## DATA LINES
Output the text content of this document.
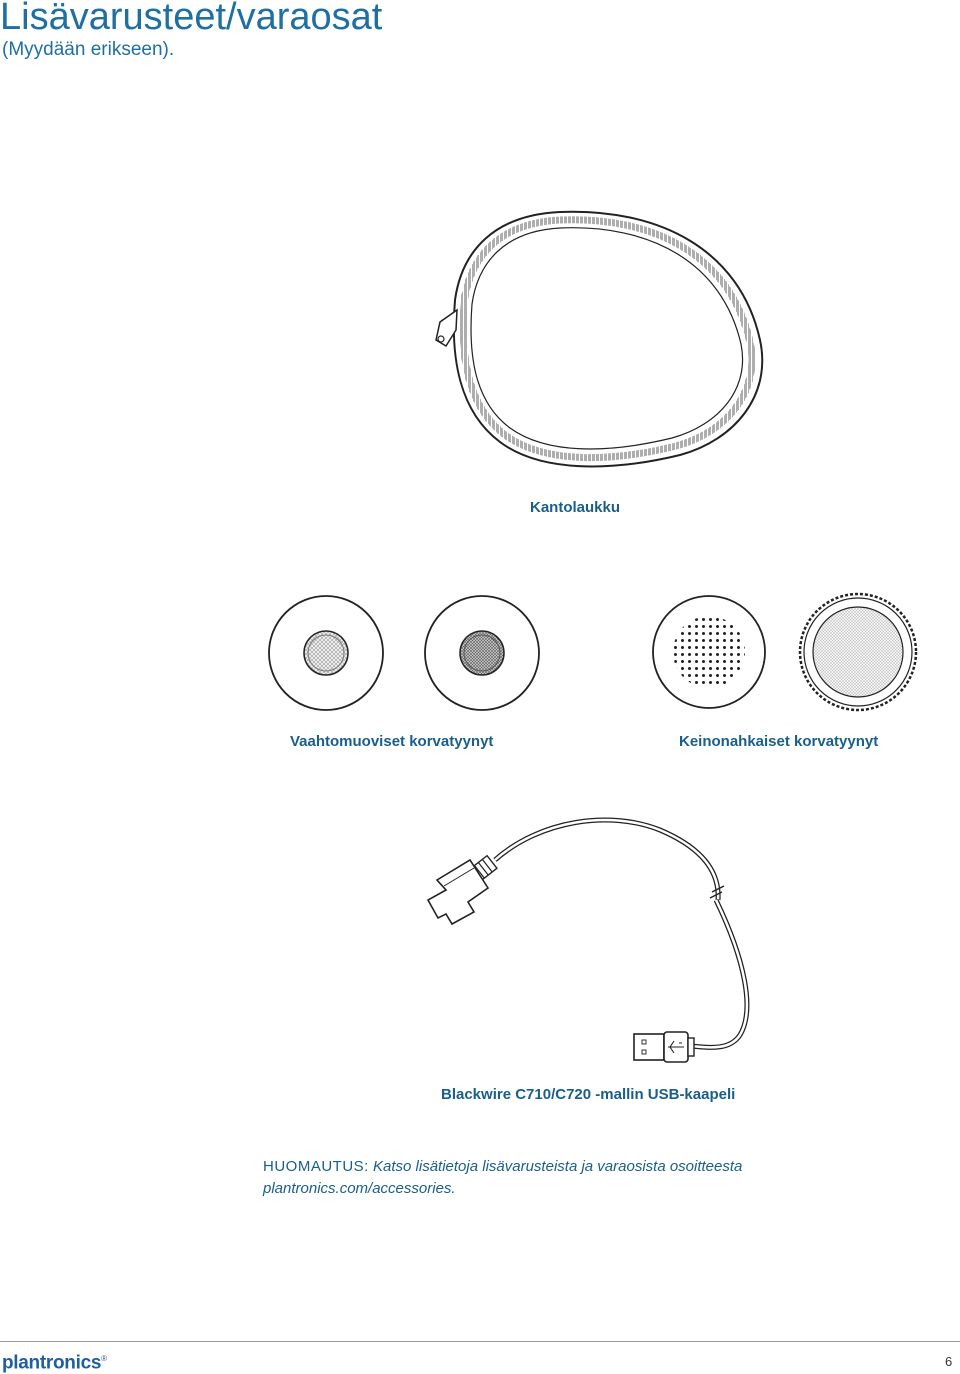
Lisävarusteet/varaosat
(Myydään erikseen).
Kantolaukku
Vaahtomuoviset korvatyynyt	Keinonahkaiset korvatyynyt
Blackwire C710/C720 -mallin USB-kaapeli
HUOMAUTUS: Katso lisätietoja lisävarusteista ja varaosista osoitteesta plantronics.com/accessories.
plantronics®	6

* * *

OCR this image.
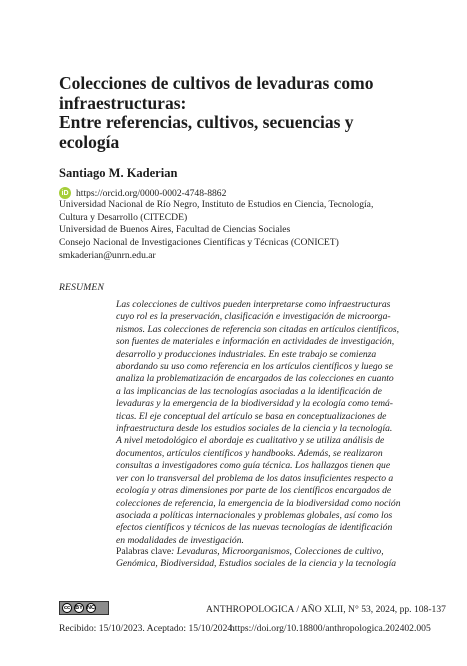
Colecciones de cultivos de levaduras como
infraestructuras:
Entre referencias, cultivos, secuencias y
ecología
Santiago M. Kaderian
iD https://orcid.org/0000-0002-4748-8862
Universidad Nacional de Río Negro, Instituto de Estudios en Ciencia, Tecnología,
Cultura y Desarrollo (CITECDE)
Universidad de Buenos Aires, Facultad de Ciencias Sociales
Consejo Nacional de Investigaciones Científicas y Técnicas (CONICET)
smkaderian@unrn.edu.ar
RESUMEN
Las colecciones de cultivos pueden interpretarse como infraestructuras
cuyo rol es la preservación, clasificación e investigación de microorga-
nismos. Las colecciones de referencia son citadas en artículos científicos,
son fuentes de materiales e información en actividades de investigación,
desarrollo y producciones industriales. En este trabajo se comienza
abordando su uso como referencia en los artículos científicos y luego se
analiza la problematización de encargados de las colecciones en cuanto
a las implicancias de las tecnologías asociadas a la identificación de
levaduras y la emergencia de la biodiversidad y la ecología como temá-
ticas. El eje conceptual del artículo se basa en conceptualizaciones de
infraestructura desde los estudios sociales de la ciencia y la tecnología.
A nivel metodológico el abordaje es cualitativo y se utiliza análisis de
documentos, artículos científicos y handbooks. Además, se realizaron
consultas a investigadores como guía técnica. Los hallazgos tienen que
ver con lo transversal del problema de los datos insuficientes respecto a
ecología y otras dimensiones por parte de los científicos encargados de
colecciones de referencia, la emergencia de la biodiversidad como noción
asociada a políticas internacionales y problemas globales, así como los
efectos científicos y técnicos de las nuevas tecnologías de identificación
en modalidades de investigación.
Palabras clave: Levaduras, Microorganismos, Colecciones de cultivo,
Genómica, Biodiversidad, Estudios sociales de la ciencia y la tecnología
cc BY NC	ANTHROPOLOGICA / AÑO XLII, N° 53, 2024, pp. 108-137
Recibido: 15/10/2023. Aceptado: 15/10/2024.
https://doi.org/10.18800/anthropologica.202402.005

* * *

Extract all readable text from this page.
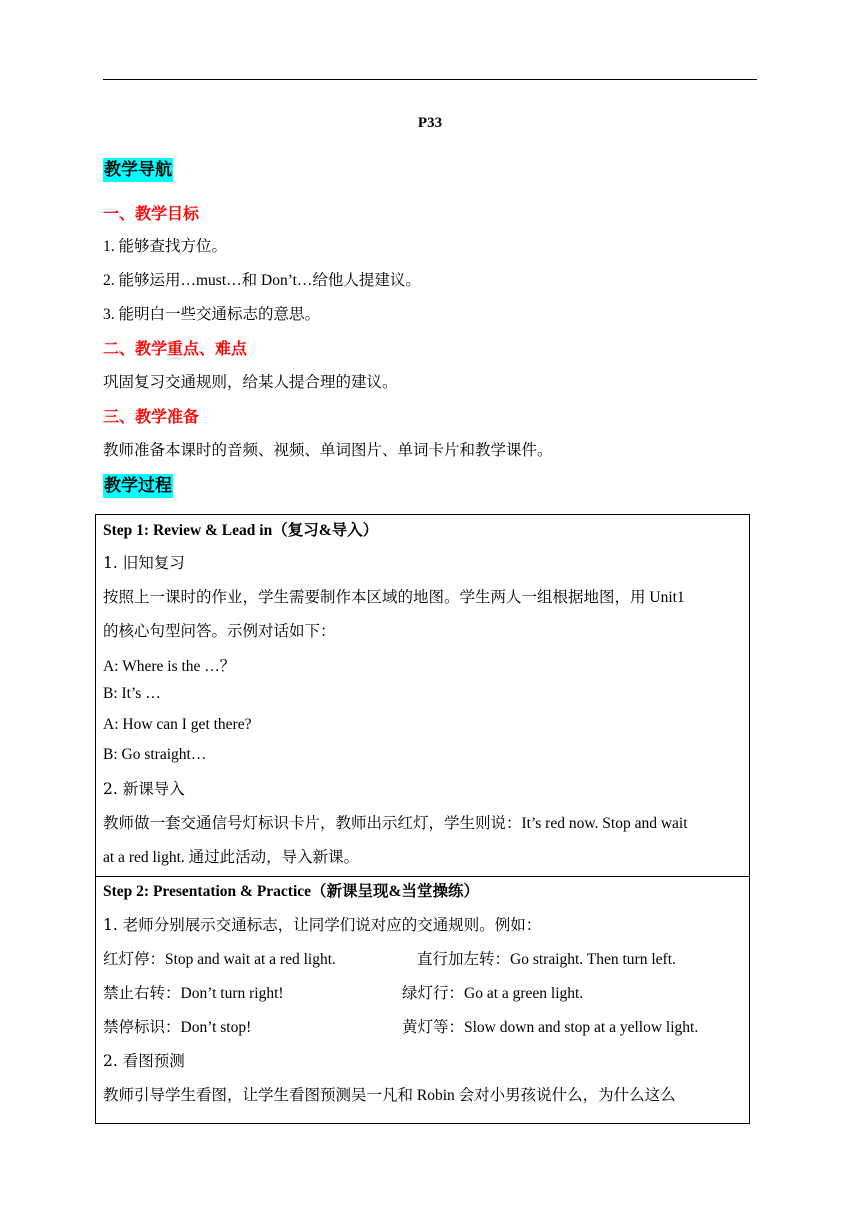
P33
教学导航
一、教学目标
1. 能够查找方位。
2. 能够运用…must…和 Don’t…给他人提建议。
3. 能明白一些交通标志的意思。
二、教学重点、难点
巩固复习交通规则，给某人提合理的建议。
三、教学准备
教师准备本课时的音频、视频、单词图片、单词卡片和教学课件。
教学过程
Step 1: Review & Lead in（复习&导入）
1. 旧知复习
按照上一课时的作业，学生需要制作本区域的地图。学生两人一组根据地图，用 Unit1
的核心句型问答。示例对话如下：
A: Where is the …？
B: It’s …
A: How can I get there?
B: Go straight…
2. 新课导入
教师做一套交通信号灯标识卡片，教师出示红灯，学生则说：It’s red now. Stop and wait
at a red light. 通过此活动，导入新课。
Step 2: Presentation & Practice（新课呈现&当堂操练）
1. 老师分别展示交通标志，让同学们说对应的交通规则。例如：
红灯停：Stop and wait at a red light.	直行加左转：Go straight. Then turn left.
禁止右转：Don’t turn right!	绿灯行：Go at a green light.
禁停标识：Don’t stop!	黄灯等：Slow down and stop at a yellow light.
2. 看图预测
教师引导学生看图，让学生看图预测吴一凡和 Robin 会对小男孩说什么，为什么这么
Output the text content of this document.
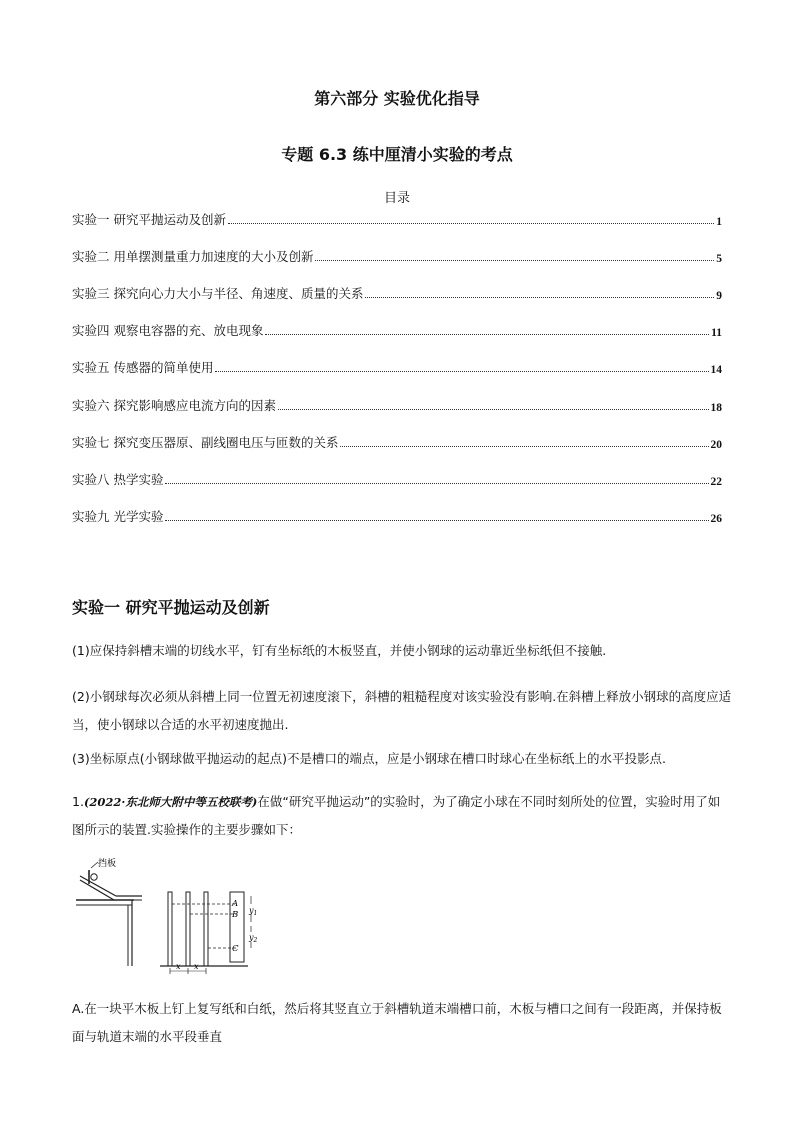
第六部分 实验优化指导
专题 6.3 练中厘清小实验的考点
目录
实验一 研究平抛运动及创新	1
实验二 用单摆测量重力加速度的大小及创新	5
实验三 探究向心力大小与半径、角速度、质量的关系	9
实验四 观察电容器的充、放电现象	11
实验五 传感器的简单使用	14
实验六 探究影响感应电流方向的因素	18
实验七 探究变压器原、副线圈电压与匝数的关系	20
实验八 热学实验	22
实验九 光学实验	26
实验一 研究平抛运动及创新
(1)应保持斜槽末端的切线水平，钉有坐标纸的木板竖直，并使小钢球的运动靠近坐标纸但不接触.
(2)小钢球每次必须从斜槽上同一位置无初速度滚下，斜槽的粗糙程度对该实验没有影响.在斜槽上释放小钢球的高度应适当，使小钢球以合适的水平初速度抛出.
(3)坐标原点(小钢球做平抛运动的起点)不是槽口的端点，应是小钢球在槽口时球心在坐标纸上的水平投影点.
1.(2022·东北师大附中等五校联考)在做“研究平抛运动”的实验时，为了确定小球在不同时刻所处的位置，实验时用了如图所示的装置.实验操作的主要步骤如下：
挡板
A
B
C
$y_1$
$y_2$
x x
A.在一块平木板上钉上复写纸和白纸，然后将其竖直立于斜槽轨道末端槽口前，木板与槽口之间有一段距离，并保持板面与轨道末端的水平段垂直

## WHAT THE TASK REQUIRES
Pick out the lines containing the string "turn".

## OUTPUT
红灯停：Stop and wait at a red light.	直行加左转：Go straight. Then turn left.
禁止右转：Don’t turn right!	绿灯行：Go at a green light.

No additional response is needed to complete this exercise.